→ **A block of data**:
——————————

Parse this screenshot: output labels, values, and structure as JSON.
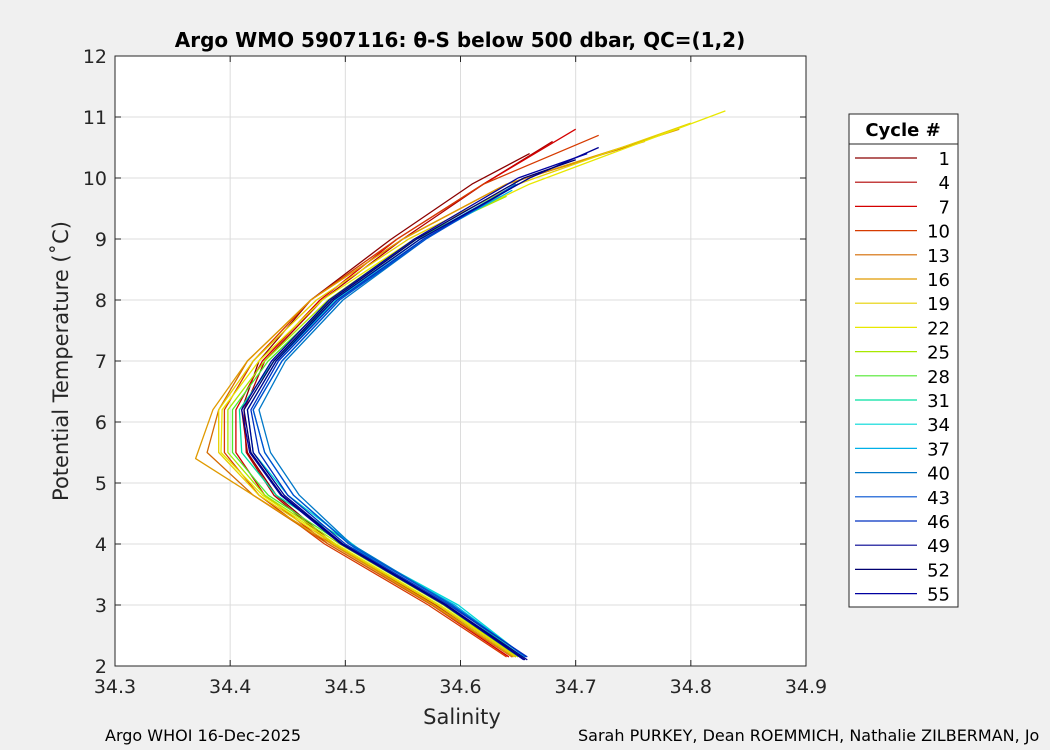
{
  "chart_data": {
    "type": "line",
    "title": "Argo WMO 5907116: θ-S below 500 dbar,  QC=(1,2)",
    "xlabel": "Salinity",
    "ylabel": "Potential Temperature (˚C)",
    "xlim": [
      34.3,
      34.9
    ],
    "ylim": [
      2,
      12
    ],
    "xticks": [
      "34.3",
      "34.4",
      "34.5",
      "34.6",
      "34.7",
      "34.8",
      "34.9"
    ],
    "yticks": [
      "2",
      "3",
      "4",
      "5",
      "6",
      "7",
      "8",
      "9",
      "10",
      "11",
      "12"
    ],
    "grid": true,
    "legend": {
      "title": "Cycle #",
      "placement": "right",
      "entries": [
        {
          "name": "1",
          "color": "#8b0000"
        },
        {
          "name": "4",
          "color": "#b00000"
        },
        {
          "name": "7",
          "color": "#d40000"
        },
        {
          "name": "10",
          "color": "#d63b00"
        },
        {
          "name": "13",
          "color": "#d46a00"
        },
        {
          "name": "16",
          "color": "#e09a00"
        },
        {
          "name": "19",
          "color": "#e6d000"
        },
        {
          "name": "22",
          "color": "#e8e800"
        },
        {
          "name": "25",
          "color": "#a8e800"
        },
        {
          "name": "28",
          "color": "#50e830"
        },
        {
          "name": "31",
          "color": "#00e0a0"
        },
        {
          "name": "34",
          "color": "#00d8d8"
        },
        {
          "name": "37",
          "color": "#00b0e8"
        },
        {
          "name": "40",
          "color": "#0078c8"
        },
        {
          "name": "43",
          "color": "#0050d0"
        },
        {
          "name": "46",
          "color": "#0030c0"
        },
        {
          "name": "49",
          "color": "#000090"
        },
        {
          "name": "52",
          "color": "#000070"
        },
        {
          "name": "55",
          "color": "#0000a0"
        }
      ]
    },
    "series": [
      {
        "cycle": "1",
        "color": "#8b0000",
        "x": [
          34.648,
          34.58,
          34.49,
          34.44,
          34.415,
          34.41,
          34.425,
          34.47,
          34.54,
          34.61,
          34.66
        ],
        "y": [
          2.15,
          3.0,
          4.0,
          4.8,
          5.5,
          6.2,
          7.0,
          8.0,
          9.0,
          9.9,
          10.4
        ]
      },
      {
        "cycle": "4",
        "color": "#b00000",
        "x": [
          34.645,
          34.578,
          34.488,
          34.438,
          34.414,
          34.412,
          34.43,
          34.48,
          34.55,
          34.62,
          34.68
        ],
        "y": [
          2.15,
          3.0,
          4.0,
          4.8,
          5.5,
          6.2,
          7.0,
          8.0,
          9.0,
          9.9,
          10.6
        ]
      },
      {
        "cycle": "7",
        "color": "#d40000",
        "x": [
          34.642,
          34.575,
          34.485,
          34.43,
          34.405,
          34.405,
          34.428,
          34.478,
          34.545,
          34.62,
          34.7
        ],
        "y": [
          2.15,
          3.0,
          4.0,
          4.8,
          5.5,
          6.2,
          7.0,
          8.0,
          9.0,
          9.9,
          10.8
        ]
      },
      {
        "cycle": "10",
        "color": "#d63b00",
        "x": [
          34.64,
          34.572,
          34.482,
          34.425,
          34.395,
          34.395,
          34.42,
          34.47,
          34.545,
          34.62,
          34.72
        ],
        "y": [
          2.15,
          3.0,
          4.0,
          4.8,
          5.5,
          6.2,
          7.0,
          8.0,
          9.0,
          9.9,
          10.7
        ]
      },
      {
        "cycle": "13",
        "color": "#d46a00",
        "x": [
          34.645,
          34.575,
          34.485,
          34.42,
          34.38,
          34.39,
          34.415,
          34.47,
          34.55,
          34.64,
          34.76
        ],
        "y": [
          2.15,
          3.0,
          4.0,
          4.8,
          5.5,
          6.2,
          7.0,
          8.0,
          9.0,
          9.9,
          10.6
        ]
      },
      {
        "cycle": "16",
        "color": "#e09a00",
        "x": [
          34.646,
          34.577,
          34.488,
          34.42,
          34.37,
          34.385,
          34.415,
          34.47,
          34.55,
          34.64,
          34.79
        ],
        "y": [
          2.15,
          3.0,
          4.0,
          4.8,
          5.4,
          6.2,
          7.0,
          8.0,
          9.0,
          9.9,
          10.8
        ]
      },
      {
        "cycle": "19",
        "color": "#e6d000",
        "x": [
          34.648,
          34.58,
          34.49,
          34.425,
          34.39,
          34.39,
          34.42,
          34.475,
          34.555,
          34.65,
          34.8
        ],
        "y": [
          2.15,
          3.0,
          4.0,
          4.8,
          5.5,
          6.2,
          7.0,
          8.0,
          9.0,
          9.9,
          10.9
        ]
      },
      {
        "cycle": "22",
        "color": "#e8e800",
        "x": [
          34.65,
          34.582,
          34.492,
          34.428,
          34.392,
          34.393,
          34.425,
          34.48,
          34.56,
          34.66,
          34.83
        ],
        "y": [
          2.15,
          3.0,
          4.0,
          4.8,
          5.5,
          6.2,
          7.0,
          8.0,
          9.0,
          9.9,
          11.1
        ]
      },
      {
        "cycle": "25",
        "color": "#a8e800",
        "x": [
          34.65,
          34.585,
          34.495,
          34.43,
          34.398,
          34.398,
          34.43,
          34.485,
          34.56,
          34.64
        ],
        "y": [
          2.15,
          3.0,
          4.0,
          4.8,
          5.5,
          6.2,
          7.0,
          8.0,
          9.0,
          9.7
        ]
      },
      {
        "cycle": "28",
        "color": "#50e830",
        "x": [
          34.652,
          34.588,
          34.498,
          34.433,
          34.402,
          34.402,
          34.433,
          34.488,
          34.562,
          34.635
        ],
        "y": [
          2.15,
          3.0,
          4.0,
          4.8,
          5.5,
          6.2,
          7.0,
          8.0,
          9.0,
          9.7
        ]
      },
      {
        "cycle": "31",
        "color": "#00e0a0",
        "x": [
          34.654,
          34.592,
          34.505,
          34.44,
          34.41,
          34.408,
          34.438,
          34.49,
          34.565,
          34.64
        ],
        "y": [
          2.15,
          3.0,
          4.0,
          4.8,
          5.5,
          6.2,
          7.0,
          8.0,
          9.0,
          9.8
        ]
      },
      {
        "cycle": "34",
        "color": "#00d8d8",
        "x": [
          34.656,
          34.598,
          34.52,
          34.45,
          34.42,
          34.415,
          34.44,
          34.492,
          34.565,
          34.64
        ],
        "y": [
          2.15,
          3.0,
          3.8,
          4.8,
          5.5,
          6.2,
          7.0,
          8.0,
          9.0,
          9.8
        ]
      },
      {
        "cycle": "37",
        "color": "#00b0e8",
        "x": [
          34.656,
          34.595,
          34.51,
          34.455,
          34.43,
          34.42,
          34.445,
          34.495,
          34.568,
          34.645
        ],
        "y": [
          2.15,
          3.0,
          3.9,
          4.8,
          5.5,
          6.2,
          7.0,
          8.0,
          9.0,
          9.8
        ]
      },
      {
        "cycle": "40",
        "color": "#0078c8",
        "x": [
          34.657,
          34.593,
          34.505,
          34.46,
          34.435,
          34.425,
          34.448,
          34.498,
          34.57,
          34.648
        ],
        "y": [
          2.15,
          3.0,
          4.0,
          4.8,
          5.5,
          6.2,
          7.0,
          8.0,
          9.0,
          9.9
        ]
      },
      {
        "cycle": "43",
        "color": "#0050d0",
        "x": [
          34.657,
          34.592,
          34.503,
          34.455,
          34.43,
          34.42,
          34.445,
          34.495,
          34.57,
          34.65
        ],
        "y": [
          2.15,
          3.0,
          4.0,
          4.8,
          5.5,
          6.2,
          7.0,
          8.0,
          9.0,
          9.9
        ]
      },
      {
        "cycle": "46",
        "color": "#0030c0",
        "x": [
          34.658,
          34.59,
          34.5,
          34.45,
          34.425,
          34.418,
          34.442,
          34.493,
          34.568,
          34.65
        ],
        "y": [
          2.15,
          3.0,
          4.0,
          4.8,
          5.5,
          6.2,
          7.0,
          8.0,
          9.0,
          9.9
        ]
      },
      {
        "cycle": "49",
        "color": "#000090",
        "x": [
          34.658,
          34.588,
          34.498,
          34.447,
          34.42,
          34.415,
          34.44,
          34.49,
          34.565,
          34.66,
          34.72
        ],
        "y": [
          2.1,
          3.0,
          4.0,
          4.8,
          5.5,
          6.2,
          7.0,
          8.0,
          9.0,
          10.0,
          10.5
        ]
      },
      {
        "cycle": "52",
        "color": "#000070",
        "x": [
          34.656,
          34.587,
          34.497,
          34.445,
          34.418,
          34.412,
          34.438,
          34.488,
          34.562,
          34.655,
          34.7
        ],
        "y": [
          2.1,
          3.0,
          4.0,
          4.8,
          5.5,
          6.2,
          7.0,
          8.0,
          9.0,
          10.0,
          10.3
        ]
      },
      {
        "cycle": "55",
        "color": "#0000a0",
        "x": [
          34.655,
          34.586,
          34.496,
          34.444,
          34.417,
          34.41,
          34.436,
          34.486,
          34.56,
          34.65,
          34.71
        ],
        "y": [
          2.1,
          3.0,
          4.0,
          4.8,
          5.5,
          6.2,
          7.0,
          8.0,
          9.0,
          10.0,
          10.4
        ]
      }
    ]
  },
  "footer": {
    "left": "Argo WHOI 16-Dec-2025",
    "right": "Sarah PURKEY, Dean ROEMMICH, Nathalie ZILBERMAN, Jo"
  }
}
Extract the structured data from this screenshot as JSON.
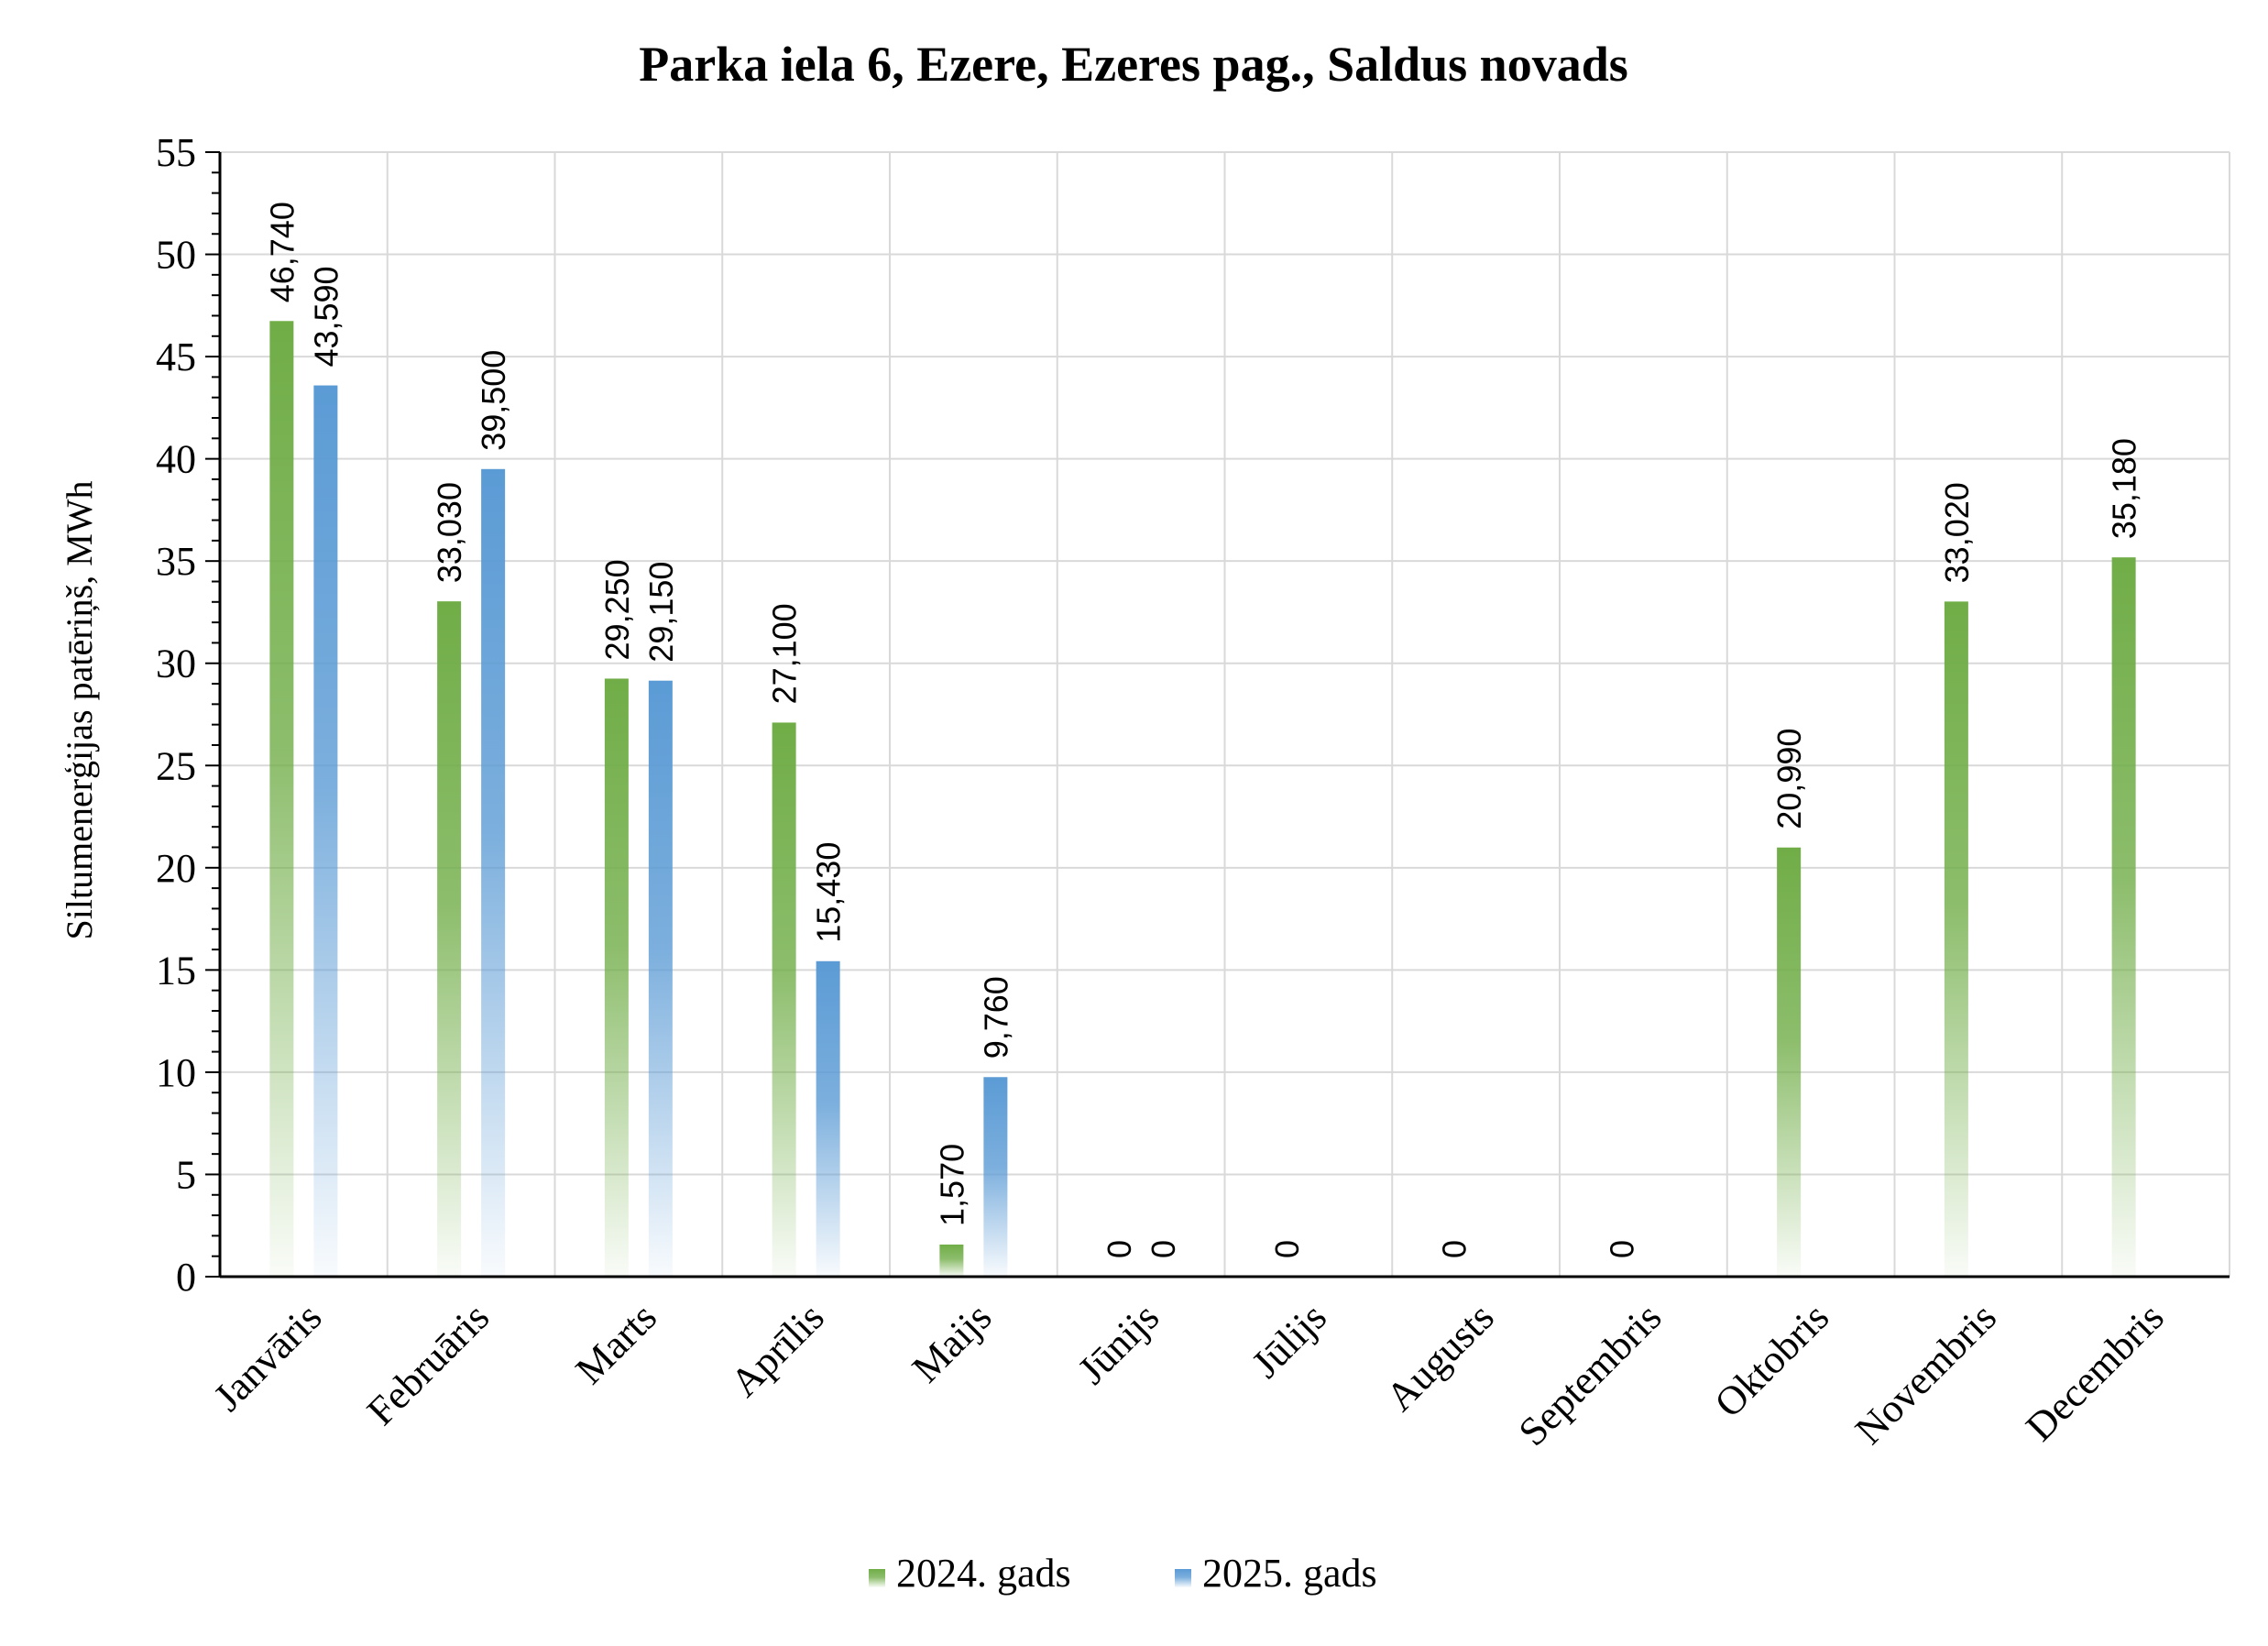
{
  "chart_data": {
    "type": "bar",
    "title": "Parka iela 6, Ezere, Ezeres pag., Saldus novads",
    "xlabel": "",
    "ylabel": "Siltumenerģijas patēriņš, MWh",
    "ylim": [
      0,
      55
    ],
    "ytick_step": 5,
    "yticks": [
      "0",
      "5",
      "10",
      "15",
      "20",
      "25",
      "30",
      "35",
      "40",
      "45",
      "50",
      "55"
    ],
    "grid": true,
    "legend_position": "bottom",
    "categories": [
      "Janvāris",
      "Februāris",
      "Marts",
      "Aprīlis",
      "Maijs",
      "Jūnijs",
      "Jūlijs",
      "Augusts",
      "Septembris",
      "Oktobris",
      "Novembris",
      "Decembris"
    ],
    "series": [
      {
        "name": "2024. gads",
        "color": "#70ad47",
        "values": [
          46.74,
          33.03,
          29.25,
          27.1,
          1.57,
          0,
          0,
          0,
          0,
          20.99,
          33.02,
          35.18
        ],
        "labels": [
          "46,740",
          "33,030",
          "29,250",
          "27,100",
          "1,570",
          "0",
          "0",
          "0",
          "0",
          "20,990",
          "33,020",
          "35,180"
        ]
      },
      {
        "name": "2025. gads",
        "color": "#5b9bd5",
        "values": [
          43.59,
          39.5,
          29.15,
          15.43,
          9.76,
          0,
          null,
          null,
          null,
          null,
          null,
          null
        ],
        "labels": [
          "43,590",
          "39,500",
          "29,150",
          "15,430",
          "9,760",
          "0",
          "",
          "",
          "",
          "",
          "",
          ""
        ]
      }
    ]
  }
}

——————————

→ **GOAL OF THE EXERCISE**:
Search the listing above for the string "title". Copy every line that contains it.

→ **WORKED ANSWER**:
    "title": "Argo WMO 5907116: θ-S below 500 dbar,  QC=(1,2)",
      "title": "Cycle #",
    "title": "Parka iela 6, Ezere, Ezeres pag., Saldus novads",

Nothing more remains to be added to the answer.